(Records contained in a dataset)

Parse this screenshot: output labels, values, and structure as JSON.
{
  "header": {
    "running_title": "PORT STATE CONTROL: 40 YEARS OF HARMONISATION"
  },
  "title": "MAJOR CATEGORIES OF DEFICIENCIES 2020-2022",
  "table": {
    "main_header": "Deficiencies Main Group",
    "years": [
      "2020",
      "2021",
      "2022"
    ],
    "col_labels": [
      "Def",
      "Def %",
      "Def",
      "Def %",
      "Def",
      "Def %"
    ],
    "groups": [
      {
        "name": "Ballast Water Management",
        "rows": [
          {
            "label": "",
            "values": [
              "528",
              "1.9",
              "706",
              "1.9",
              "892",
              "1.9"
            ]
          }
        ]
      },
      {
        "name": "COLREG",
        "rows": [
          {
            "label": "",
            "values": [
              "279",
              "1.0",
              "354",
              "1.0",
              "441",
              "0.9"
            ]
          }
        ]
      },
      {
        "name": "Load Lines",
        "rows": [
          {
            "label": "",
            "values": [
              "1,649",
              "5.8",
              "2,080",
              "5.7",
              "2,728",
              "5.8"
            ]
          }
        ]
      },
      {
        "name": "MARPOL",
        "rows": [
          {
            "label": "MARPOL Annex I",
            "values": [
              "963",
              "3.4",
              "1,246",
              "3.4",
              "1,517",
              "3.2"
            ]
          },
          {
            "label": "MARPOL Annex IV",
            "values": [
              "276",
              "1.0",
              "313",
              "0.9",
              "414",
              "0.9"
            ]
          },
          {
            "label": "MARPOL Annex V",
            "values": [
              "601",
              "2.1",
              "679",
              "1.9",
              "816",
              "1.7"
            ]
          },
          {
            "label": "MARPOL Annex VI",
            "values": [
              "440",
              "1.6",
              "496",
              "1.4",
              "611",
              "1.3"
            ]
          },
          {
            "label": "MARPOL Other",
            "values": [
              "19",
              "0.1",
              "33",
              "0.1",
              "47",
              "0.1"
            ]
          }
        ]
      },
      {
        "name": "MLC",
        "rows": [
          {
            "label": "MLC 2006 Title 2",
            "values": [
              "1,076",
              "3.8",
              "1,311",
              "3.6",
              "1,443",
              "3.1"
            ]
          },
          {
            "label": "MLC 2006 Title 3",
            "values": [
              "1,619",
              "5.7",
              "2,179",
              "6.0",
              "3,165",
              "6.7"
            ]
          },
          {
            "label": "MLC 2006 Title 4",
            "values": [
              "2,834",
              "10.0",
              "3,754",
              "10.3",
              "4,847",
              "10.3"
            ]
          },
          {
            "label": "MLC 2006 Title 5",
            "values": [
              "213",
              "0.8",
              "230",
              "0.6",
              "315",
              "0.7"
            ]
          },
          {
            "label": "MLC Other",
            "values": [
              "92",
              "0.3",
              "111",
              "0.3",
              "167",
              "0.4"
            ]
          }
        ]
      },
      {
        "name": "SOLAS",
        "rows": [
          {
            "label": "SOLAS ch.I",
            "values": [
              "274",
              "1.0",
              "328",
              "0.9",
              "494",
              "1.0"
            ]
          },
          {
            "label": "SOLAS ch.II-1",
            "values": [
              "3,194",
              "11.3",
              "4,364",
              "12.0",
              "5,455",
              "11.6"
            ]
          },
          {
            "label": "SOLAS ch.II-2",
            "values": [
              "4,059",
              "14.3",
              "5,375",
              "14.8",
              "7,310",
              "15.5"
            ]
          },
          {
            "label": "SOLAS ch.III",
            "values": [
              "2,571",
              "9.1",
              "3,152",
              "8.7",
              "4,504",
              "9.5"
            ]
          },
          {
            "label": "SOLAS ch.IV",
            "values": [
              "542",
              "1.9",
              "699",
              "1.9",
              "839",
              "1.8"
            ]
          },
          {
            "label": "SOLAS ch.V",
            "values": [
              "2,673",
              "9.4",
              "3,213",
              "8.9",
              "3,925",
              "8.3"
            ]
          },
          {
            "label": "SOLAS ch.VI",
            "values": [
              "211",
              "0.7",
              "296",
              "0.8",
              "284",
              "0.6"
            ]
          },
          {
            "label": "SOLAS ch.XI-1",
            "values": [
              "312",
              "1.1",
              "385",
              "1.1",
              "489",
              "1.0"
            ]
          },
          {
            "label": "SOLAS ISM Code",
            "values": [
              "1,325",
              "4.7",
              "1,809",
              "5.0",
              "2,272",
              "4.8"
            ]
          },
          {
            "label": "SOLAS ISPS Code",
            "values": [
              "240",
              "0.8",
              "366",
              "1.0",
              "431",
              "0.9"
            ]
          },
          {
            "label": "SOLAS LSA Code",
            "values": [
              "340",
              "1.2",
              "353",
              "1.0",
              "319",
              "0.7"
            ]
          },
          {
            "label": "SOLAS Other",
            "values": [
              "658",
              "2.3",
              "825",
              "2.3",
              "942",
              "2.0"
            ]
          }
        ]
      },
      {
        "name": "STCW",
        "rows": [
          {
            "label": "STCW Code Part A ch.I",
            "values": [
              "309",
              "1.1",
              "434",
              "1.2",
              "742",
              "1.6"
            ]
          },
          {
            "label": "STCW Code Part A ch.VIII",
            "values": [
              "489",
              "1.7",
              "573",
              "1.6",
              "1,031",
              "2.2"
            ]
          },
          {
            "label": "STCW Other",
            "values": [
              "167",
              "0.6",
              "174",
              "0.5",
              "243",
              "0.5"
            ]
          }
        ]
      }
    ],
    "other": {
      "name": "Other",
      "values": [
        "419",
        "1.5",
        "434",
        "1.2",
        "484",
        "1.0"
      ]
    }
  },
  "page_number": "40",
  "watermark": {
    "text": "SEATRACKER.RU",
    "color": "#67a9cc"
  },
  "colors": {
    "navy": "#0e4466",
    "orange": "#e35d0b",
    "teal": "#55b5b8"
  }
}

— Description of the task —
Please reproduce each line exactly as written.

— Task answer —
Parse this screenshot: output labels, values, and structure as JSON.
{
  "header": {
    "running_title": "PORT STATE CONTROL: 40 YEARS OF HARMONISATION"
  },
  "title": "MAJOR CATEGORIES OF DEFICIENCIES 2020-2022",
  "table": {
    "main_header": "Deficiencies Main Group",
    "years": [
      "2020",
      "2021",
      "2022"
    ],
    "col_labels": [
      "Def",
      "Def %",
      "Def",
      "Def %",
      "Def",
      "Def %"
    ],
    "groups": [
      {
        "name": "Ballast Water Management",
        "rows": [
          {
            "label": "",
            "values": [
              "528",
              "1.9",
              "706",
              "1.9",
              "892",
              "1.9"
            ]
          }
        ]
      },
      {
        "name": "COLREG",
        "rows": [
          {
            "label": "",
            "values": [
              "279",
              "1.0",
              "354",
              "1.0",
              "441",
              "0.9"
            ]
          }
        ]
      },
      {
        "name": "Load Lines",
        "rows": [
          {
            "label": "",
            "values": [
              "1,649",
              "5.8",
              "2,080",
              "5.7",
              "2,728",
              "5.8"
            ]
          }
        ]
      },
      {
        "name": "MARPOL",
        "rows": [
          {
            "label": "MARPOL Annex I",
            "values": [
              "963",
              "3.4",
              "1,246",
              "3.4",
              "1,517",
              "3.2"
            ]
          },
          {
            "label": "MARPOL Annex IV",
            "values": [
              "276",
              "1.0",
              "313",
              "0.9",
              "414",
              "0.9"
            ]
          },
          {
            "label": "MARPOL Annex V",
            "values": [
              "601",
              "2.1",
              "679",
              "1.9",
              "816",
              "1.7"
            ]
          },
          {
            "label": "MARPOL Annex VI",
            "values": [
              "440",
              "1.6",
              "496",
              "1.4",
              "611",
              "1.3"
            ]
          },
          {
            "label": "MARPOL Other",
            "values": [
              "19",
              "0.1",
              "33",
              "0.1",
              "47",
              "0.1"
            ]
          }
        ]
      },
      {
        "name": "MLC",
        "rows": [
          {
            "label": "MLC 2006 Title 2",
            "values": [
              "1,076",
              "3.8",
              "1,311",
              "3.6",
              "1,443",
              "3.1"
            ]
          },
          {
            "label": "MLC 2006 Title 3",
            "values": [
              "1,619",
              "5.7",
              "2,179",
              "6.0",
              "3,165",
              "6.7"
            ]
          },
          {
            "label": "MLC 2006 Title 4",
            "values": [
              "2,834",
              "10.0",
              "3,754",
              "10.3",
              "4,847",
              "10.3"
            ]
          },
          {
            "label": "MLC 2006 Title 5",
            "values": [
              "213",
              "0.8",
              "230",
              "0.6",
              "315",
              "0.7"
            ]
          },
          {
            "label": "MLC Other",
            "values": [
              "92",
              "0.3",
              "111",
              "0.3",
              "167",
              "0.4"
            ]
          }
        ]
      },
      {
        "name": "SOLAS",
        "rows": [
          {
            "label": "SOLAS ch.I",
            "values": [
              "274",
              "1.0",
              "328",
              "0.9",
              "494",
              "1.0"
            ]
          },
          {
            "label": "SOLAS ch.II-1",
            "values": [
              "3,194",
              "11.3",
              "4,364",
              "12.0",
              "5,455",
              "11.6"
            ]
          },
          {
            "label": "SOLAS ch.II-2",
            "values": [
              "4,059",
              "14.3",
              "5,375",
              "14.8",
              "7,310",
              "15.5"
            ]
          },
          {
            "label": "SOLAS ch.III",
            "values": [
              "2,571",
              "9.1",
              "3,152",
              "8.7",
              "4,504",
              "9.5"
            ]
          },
          {
            "label": "SOLAS ch.IV",
            "values": [
              "542",
              "1.9",
              "699",
              "1.9",
              "839",
              "1.8"
            ]
          },
          {
            "label": "SOLAS ch.V",
            "values": [
              "2,673",
              "9.4",
              "3,213",
              "8.9",
              "3,925",
              "8.3"
            ]
          },
          {
            "label": "SOLAS ch.VI",
            "values": [
              "211",
              "0.7",
              "296",
              "0.8",
              "284",
              "0.6"
            ]
          },
          {
            "label": "SOLAS ch.XI-1",
            "values": [
              "312",
              "1.1",
              "385",
              "1.1",
              "489",
              "1.0"
            ]
          },
          {
            "label": "SOLAS ISM Code",
            "values": [
              "1,325",
              "4.7",
              "1,809",
              "5.0",
              "2,272",
              "4.8"
            ]
          },
          {
            "label": "SOLAS ISPS Code",
            "values": [
              "240",
              "0.8",
              "366",
              "1.0",
              "431",
              "0.9"
            ]
          },
          {
            "label": "SOLAS LSA Code",
            "values": [
              "340",
              "1.2",
              "353",
              "1.0",
              "319",
              "0.7"
            ]
          },
          {
            "label": "SOLAS Other",
            "values": [
              "658",
              "2.3",
              "825",
              "2.3",
              "942",
              "2.0"
            ]
          }
        ]
      },
      {
        "name": "STCW",
        "rows": [
          {
            "label": "STCW Code Part A ch.I",
            "values": [
              "309",
              "1.1",
              "434",
              "1.2",
              "742",
              "1.6"
            ]
          },
          {
            "label": "STCW Code Part A ch.VIII",
            "values": [
              "489",
              "1.7",
              "573",
              "1.6",
              "1,031",
              "2.2"
            ]
          },
          {
            "label": "STCW Other",
            "values": [
              "167",
              "0.6",
              "174",
              "0.5",
              "243",
              "0.5"
            ]
          }
        ]
      }
    ],
    "other": {
      "name": "Other",
      "values": [
        "419",
        "1.5",
        "434",
        "1.2",
        "484",
        "1.0"
      ]
    }
  },
  "page_number": "40",
  "watermark": {
    "text": "SEATRACKER.RU",
    "color": "#67a9cc"
  },
  "colors": {
    "navy": "#0e4466",
    "orange": "#e35d0b",
    "teal": "#55b5b8"
  }
}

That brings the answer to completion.